## REQUIRED WORK
Search the data for the word "Goodman". Reproduce every line where it is found.

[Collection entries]
******************************

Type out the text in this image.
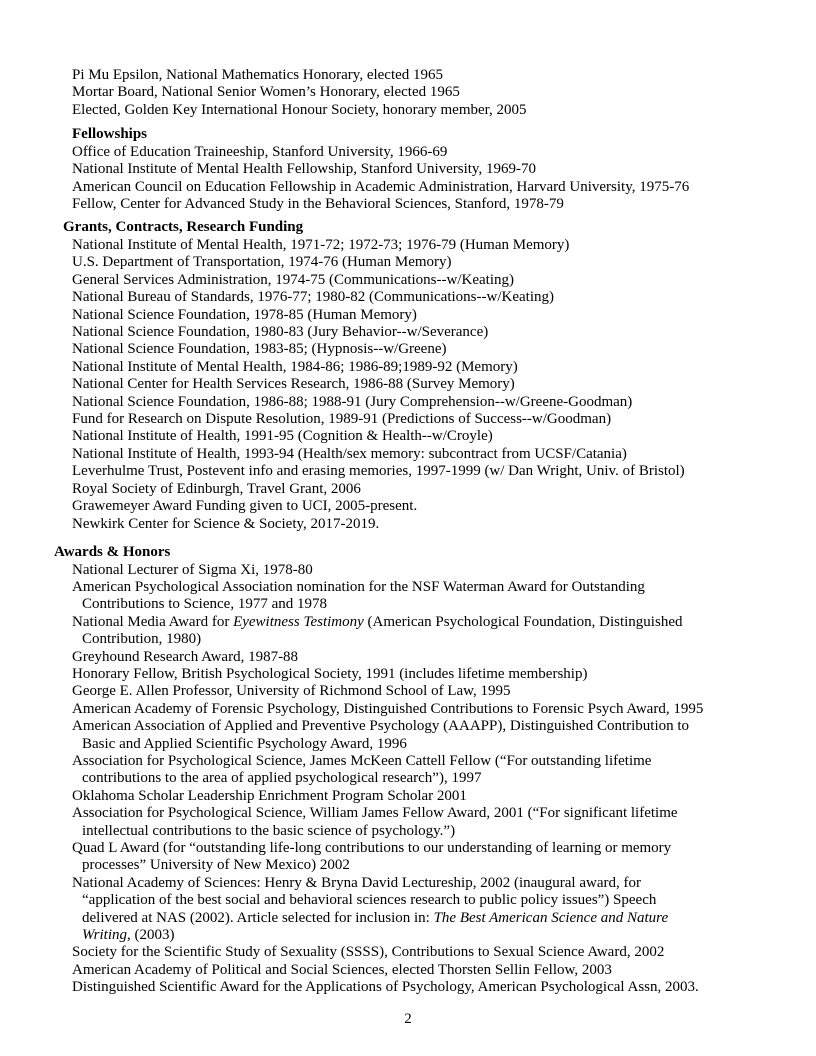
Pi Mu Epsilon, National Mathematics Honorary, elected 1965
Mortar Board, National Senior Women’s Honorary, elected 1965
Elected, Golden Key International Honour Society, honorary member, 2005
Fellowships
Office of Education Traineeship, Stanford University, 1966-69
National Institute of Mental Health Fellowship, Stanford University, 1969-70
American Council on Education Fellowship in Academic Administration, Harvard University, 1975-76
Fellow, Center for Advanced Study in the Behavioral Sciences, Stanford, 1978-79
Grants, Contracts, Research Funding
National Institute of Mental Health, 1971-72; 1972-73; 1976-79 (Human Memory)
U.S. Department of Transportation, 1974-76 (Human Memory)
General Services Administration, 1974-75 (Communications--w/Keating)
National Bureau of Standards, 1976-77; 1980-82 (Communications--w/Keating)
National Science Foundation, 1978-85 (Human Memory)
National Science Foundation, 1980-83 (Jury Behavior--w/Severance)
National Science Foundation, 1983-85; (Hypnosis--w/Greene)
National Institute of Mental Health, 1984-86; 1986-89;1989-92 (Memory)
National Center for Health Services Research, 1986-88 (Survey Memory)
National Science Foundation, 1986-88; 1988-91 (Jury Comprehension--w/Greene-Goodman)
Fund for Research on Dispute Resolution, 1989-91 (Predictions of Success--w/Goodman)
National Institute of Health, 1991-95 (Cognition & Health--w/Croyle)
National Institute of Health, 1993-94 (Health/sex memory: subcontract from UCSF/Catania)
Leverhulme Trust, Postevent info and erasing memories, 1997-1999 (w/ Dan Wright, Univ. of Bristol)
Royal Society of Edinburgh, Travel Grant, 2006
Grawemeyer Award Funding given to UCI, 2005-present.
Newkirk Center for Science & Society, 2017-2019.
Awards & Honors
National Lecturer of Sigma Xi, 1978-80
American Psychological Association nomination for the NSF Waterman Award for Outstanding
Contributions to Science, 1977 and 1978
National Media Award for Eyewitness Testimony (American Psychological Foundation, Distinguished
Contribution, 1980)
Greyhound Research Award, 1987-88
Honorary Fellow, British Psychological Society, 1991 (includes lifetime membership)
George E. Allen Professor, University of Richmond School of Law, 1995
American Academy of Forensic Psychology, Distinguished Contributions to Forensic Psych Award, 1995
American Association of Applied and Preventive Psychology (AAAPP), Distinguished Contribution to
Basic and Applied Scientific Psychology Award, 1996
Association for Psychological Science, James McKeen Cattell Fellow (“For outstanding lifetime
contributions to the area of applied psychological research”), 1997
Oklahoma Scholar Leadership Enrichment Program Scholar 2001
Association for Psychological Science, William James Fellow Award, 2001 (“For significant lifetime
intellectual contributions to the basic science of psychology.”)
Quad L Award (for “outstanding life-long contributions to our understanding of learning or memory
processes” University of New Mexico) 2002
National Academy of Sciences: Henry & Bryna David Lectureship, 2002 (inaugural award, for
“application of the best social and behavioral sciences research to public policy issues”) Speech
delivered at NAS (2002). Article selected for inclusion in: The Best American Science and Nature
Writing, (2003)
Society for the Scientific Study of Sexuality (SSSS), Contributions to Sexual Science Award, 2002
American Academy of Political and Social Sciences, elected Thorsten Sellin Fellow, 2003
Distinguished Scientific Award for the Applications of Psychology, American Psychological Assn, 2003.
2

******************************

## EXERCISE OUTPUT
National Science Foundation, 1986-88; 1988-91 (Jury Comprehension--w/Greene-Goodman)
Fund for Research on Dispute Resolution, 1989-91 (Predictions of Success--w/Goodman)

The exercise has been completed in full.